## Text
## start

[all-commits] [llvm/llvm-project] 21a4fa: [ARM] Move double vector insert patterns using vin...

Mon Feb 22 01:30:22 PST 2021

  Branch: refs/heads/main
  Home:   https://github.com/llvm/llvm-project
  Commit: 21a4faab60c34b8a8c4d09a5ffac50ded8163208
      https://github.com/llvm/llvm-project/commit/21a4faab60c34b8a8c4d09a5ffac50ded8163208
  Author: David Green <david.green at arm.com>
  Date:   2021-02-22 (Mon, 22 Feb 2021)

  Changed paths:
    M llvm/lib/Target/ARM/ARMISelDAGToDAG.cpp
    M llvm/lib/Target/ARM/ARMInstrMVE.td
    M llvm/lib/Target/ARM/ARMInstrVFP.td
    M llvm/test/CodeGen/Thumb2/LowOverheadLoops/fast-fp-loops.ll
    M llvm/test/CodeGen/Thumb2/mve-div-expand.ll
    M llvm/test/CodeGen/Thumb2/mve-float16regloops.ll
    M llvm/test/CodeGen/Thumb2/mve-gather-ind16-scaled.ll
    M llvm/test/CodeGen/Thumb2/mve-gather-ptrs.ll
    M llvm/test/CodeGen/Thumb2/mve-masked-ldst.ll
    M llvm/test/CodeGen/Thumb2/mve-minmax.ll
    M llvm/test/CodeGen/Thumb2/mve-shuffle.ll
    M llvm/test/CodeGen/Thumb2/mve-shufflemov.ll
    M llvm/test/CodeGen/Thumb2/mve-simple-arith.ll
    M llvm/test/CodeGen/Thumb2/mve-vcvt.ll
    M llvm/test/CodeGen/Thumb2/mve-vld2.ll
    M llvm/test/CodeGen/Thumb2/mve-vld3.ll
    M llvm/test/CodeGen/Thumb2/mve-vld4.ll
    M llvm/test/CodeGen/Thumb2/mve-vldst4.ll
    M llvm/test/CodeGen/Thumb2/mve-vst2.ll
    M llvm/test/CodeGen/Thumb2/mve-vst3.ll
    M llvm/test/CodeGen/Thumb2/mve-vst4.ll

  Log Message:
  -----------
  [ARM] Move double vector insert patterns using vins to DAG combine

This removes the existing patterns for inserting two lanes into an
f16/i16 vector register using VINS, instead using a DAG combine to
pattern match the same code sequences. The tablegen patterns were
already on the large side (foreach LANE = [0, 2, 4, 6]) and were not
handling all the cases they could. Moving that to a DAG combine, whilst
not less code, allows us to better control and expand the selection of
VINSs. Additionally this allows us to remove the AddedComplexity on
VCVTT.

The extra trick that this has learned in the process is to move two
adjacent lanes using a single f32 vmov, allowing some extra
inefficiencies to be removed.

Differenial Revision: https://reviews.llvm.org/D96876

## end

## What to produce
Reproduce verbatim the part of the commit message starting with "This removes the" and going on through "to be removed.". The lines after this point come from a different source than the commit message.

## Source excerpt
## start

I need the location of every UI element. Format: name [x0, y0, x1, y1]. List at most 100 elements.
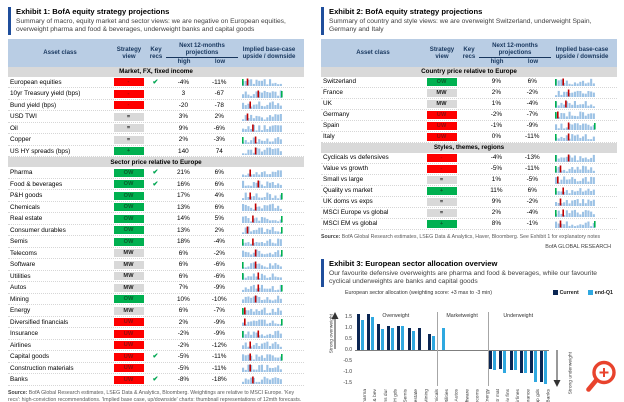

## end

## Task response
This removes the existing patterns for inserting two lanes into an
f16/i16 vector register using VINS, instead using a DAG combine to
pattern match the same code sequences. The tablegen patterns were
already on the large side (foreach LANE = [0, 2, 4, 6]) and were not
handling all the cases they could. Moving that to a DAG combine, whilst
not less code, allows us to better control and expand the selection of
VINSs. Additionally this allows us to remove the AddedComplexity on
VCVTT.

The extra trick that this has learned in the process is to move two
adjacent lanes using a single f32 vmov, allowing some extra
inefficiencies to be removed.